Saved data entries
____________________
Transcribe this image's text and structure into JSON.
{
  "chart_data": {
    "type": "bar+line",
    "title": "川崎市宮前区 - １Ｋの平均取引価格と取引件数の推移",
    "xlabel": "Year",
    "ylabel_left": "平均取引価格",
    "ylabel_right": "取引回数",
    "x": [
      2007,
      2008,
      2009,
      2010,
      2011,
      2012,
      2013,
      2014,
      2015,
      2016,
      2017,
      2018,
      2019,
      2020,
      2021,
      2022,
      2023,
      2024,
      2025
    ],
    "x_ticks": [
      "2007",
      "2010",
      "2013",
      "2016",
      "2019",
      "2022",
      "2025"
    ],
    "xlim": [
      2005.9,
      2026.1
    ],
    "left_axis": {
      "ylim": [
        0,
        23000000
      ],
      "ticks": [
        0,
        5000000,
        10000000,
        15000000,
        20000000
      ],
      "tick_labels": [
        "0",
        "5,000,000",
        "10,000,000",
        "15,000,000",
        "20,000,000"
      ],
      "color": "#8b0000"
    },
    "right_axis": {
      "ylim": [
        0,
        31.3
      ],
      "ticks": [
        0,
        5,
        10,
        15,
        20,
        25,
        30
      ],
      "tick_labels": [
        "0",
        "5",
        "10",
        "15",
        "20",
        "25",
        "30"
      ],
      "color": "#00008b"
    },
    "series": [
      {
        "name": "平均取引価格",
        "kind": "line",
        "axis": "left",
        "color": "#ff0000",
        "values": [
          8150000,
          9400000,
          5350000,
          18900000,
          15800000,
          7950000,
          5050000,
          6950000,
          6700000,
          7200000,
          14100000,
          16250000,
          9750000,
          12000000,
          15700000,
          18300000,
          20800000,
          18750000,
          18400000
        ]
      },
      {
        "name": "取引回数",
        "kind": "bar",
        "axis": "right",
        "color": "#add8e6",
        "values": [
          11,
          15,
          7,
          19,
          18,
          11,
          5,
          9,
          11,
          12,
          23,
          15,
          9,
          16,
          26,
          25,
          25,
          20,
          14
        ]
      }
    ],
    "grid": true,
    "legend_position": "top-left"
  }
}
____________________
Required work: Exact output of every entry is required.

The solution:
Transcribe this image's text and structure into JSON.
{
  "chart_data": {
    "type": "bar+line",
    "title": "川崎市宮前区 - １Ｋの平均取引価格と取引件数の推移",
    "xlabel": "Year",
    "ylabel_left": "平均取引価格",
    "ylabel_right": "取引回数",
    "x": [
      2007,
      2008,
      2009,
      2010,
      2011,
      2012,
      2013,
      2014,
      2015,
      2016,
      2017,
      2018,
      2019,
      2020,
      2021,
      2022,
      2023,
      2024,
      2025
    ],
    "x_ticks": [
      "2007",
      "2010",
      "2013",
      "2016",
      "2019",
      "2022",
      "2025"
    ],
    "xlim": [
      2005.9,
      2026.1
    ],
    "left_axis": {
      "ylim": [
        0,
        23000000
      ],
      "ticks": [
        0,
        5000000,
        10000000,
        15000000,
        20000000
      ],
      "tick_labels": [
        "0",
        "5,000,000",
        "10,000,000",
        "15,000,000",
        "20,000,000"
      ],
      "color": "#8b0000"
    },
    "right_axis": {
      "ylim": [
        0,
        31.3
      ],
      "ticks": [
        0,
        5,
        10,
        15,
        20,
        25,
        30
      ],
      "tick_labels": [
        "0",
        "5",
        "10",
        "15",
        "20",
        "25",
        "30"
      ],
      "color": "#00008b"
    },
    "series": [
      {
        "name": "平均取引価格",
        "kind": "line",
        "axis": "left",
        "color": "#ff0000",
        "values": [
          8150000,
          9400000,
          5350000,
          18900000,
          15800000,
          7950000,
          5050000,
          6950000,
          6700000,
          7200000,
          14100000,
          16250000,
          9750000,
          12000000,
          15700000,
          18300000,
          20800000,
          18750000,
          18400000
        ]
      },
      {
        "name": "取引回数",
        "kind": "bar",
        "axis": "right",
        "color": "#add8e6",
        "values": [
          11,
          15,
          7,
          19,
          18,
          11,
          5,
          9,
          11,
          12,
          23,
          15,
          9,
          16,
          26,
          25,
          25,
          20,
          14
        ]
      }
    ],
    "grid": true,
    "legend_position": "top-left"
  }
}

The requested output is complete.